(Extracted records)
--- begin ---

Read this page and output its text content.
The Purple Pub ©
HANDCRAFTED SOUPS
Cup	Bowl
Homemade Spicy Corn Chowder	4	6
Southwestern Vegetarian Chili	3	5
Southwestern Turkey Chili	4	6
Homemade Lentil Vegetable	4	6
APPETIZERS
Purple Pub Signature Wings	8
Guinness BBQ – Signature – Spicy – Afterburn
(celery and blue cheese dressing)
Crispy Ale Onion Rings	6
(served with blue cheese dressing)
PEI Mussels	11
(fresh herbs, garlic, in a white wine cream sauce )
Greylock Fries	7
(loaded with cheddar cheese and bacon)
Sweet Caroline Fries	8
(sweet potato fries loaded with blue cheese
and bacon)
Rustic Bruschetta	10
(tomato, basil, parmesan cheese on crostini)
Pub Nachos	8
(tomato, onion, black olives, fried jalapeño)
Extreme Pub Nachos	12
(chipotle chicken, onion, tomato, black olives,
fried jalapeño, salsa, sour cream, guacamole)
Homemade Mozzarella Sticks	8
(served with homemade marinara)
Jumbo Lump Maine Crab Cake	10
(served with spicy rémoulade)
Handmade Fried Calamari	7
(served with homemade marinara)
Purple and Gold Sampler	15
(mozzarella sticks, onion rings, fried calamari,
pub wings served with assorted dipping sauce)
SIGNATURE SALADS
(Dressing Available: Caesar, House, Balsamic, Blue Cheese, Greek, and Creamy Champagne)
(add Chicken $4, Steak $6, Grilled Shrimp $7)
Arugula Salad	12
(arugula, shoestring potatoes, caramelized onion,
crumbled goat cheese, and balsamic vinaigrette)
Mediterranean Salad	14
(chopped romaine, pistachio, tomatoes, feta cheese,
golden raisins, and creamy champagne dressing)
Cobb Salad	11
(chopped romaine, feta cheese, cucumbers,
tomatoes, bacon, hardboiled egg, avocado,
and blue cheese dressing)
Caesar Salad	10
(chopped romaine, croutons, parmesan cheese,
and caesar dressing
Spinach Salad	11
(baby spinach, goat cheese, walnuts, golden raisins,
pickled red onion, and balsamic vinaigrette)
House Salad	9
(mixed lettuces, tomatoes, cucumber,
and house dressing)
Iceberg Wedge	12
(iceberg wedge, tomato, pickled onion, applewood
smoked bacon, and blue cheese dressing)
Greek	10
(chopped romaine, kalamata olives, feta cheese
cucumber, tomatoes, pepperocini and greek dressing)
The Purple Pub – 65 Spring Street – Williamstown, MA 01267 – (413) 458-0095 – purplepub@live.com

--- end ---

_The problem_
Return what is listed above, exactly and completely.

_Solved problem_
Read this page and output its text content.
The Purple Pub ©
HANDCRAFTED SOUPS
Cup	Bowl
Homemade Spicy Corn Chowder	4	6
Southwestern Vegetarian Chili	3	5
Southwestern Turkey Chili	4	6
Homemade Lentil Vegetable	4	6
APPETIZERS
Purple Pub Signature Wings	8
Guinness BBQ – Signature – Spicy – Afterburn
(celery and blue cheese dressing)
Crispy Ale Onion Rings	6
(served with blue cheese dressing)
PEI Mussels	11
(fresh herbs, garlic, in a white wine cream sauce )
Greylock Fries	7
(loaded with cheddar cheese and bacon)
Sweet Caroline Fries	8
(sweet potato fries loaded with blue cheese
and bacon)
Rustic Bruschetta	10
(tomato, basil, parmesan cheese on crostini)
Pub Nachos	8
(tomato, onion, black olives, fried jalapeño)
Extreme Pub Nachos	12
(chipotle chicken, onion, tomato, black olives,
fried jalapeño, salsa, sour cream, guacamole)
Homemade Mozzarella Sticks	8
(served with homemade marinara)
Jumbo Lump Maine Crab Cake	10
(served with spicy rémoulade)
Handmade Fried Calamari	7
(served with homemade marinara)
Purple and Gold Sampler	15
(mozzarella sticks, onion rings, fried calamari,
pub wings served with assorted dipping sauce)
SIGNATURE SALADS
(Dressing Available: Caesar, House, Balsamic, Blue Cheese, Greek, and Creamy Champagne)
(add Chicken $4, Steak $6, Grilled Shrimp $7)
Arugula Salad	12
(arugula, shoestring potatoes, caramelized onion,
crumbled goat cheese, and balsamic vinaigrette)
Mediterranean Salad	14
(chopped romaine, pistachio, tomatoes, feta cheese,
golden raisins, and creamy champagne dressing)
Cobb Salad	11
(chopped romaine, feta cheese, cucumbers,
tomatoes, bacon, hardboiled egg, avocado,
and blue cheese dressing)
Caesar Salad	10
(chopped romaine, croutons, parmesan cheese,
and caesar dressing
Spinach Salad	11
(baby spinach, goat cheese, walnuts, golden raisins,
pickled red onion, and balsamic vinaigrette)
House Salad	9
(mixed lettuces, tomatoes, cucumber,
and house dressing)
Iceberg Wedge	12
(iceberg wedge, tomato, pickled onion, applewood
smoked bacon, and blue cheese dressing)
Greek	10
(chopped romaine, kalamata olives, feta cheese
cucumber, tomatoes, pepperocini and greek dressing)
The Purple Pub – 65 Spring Street – Williamstown, MA 01267 – (413) 458-0095 – purplepub@live.com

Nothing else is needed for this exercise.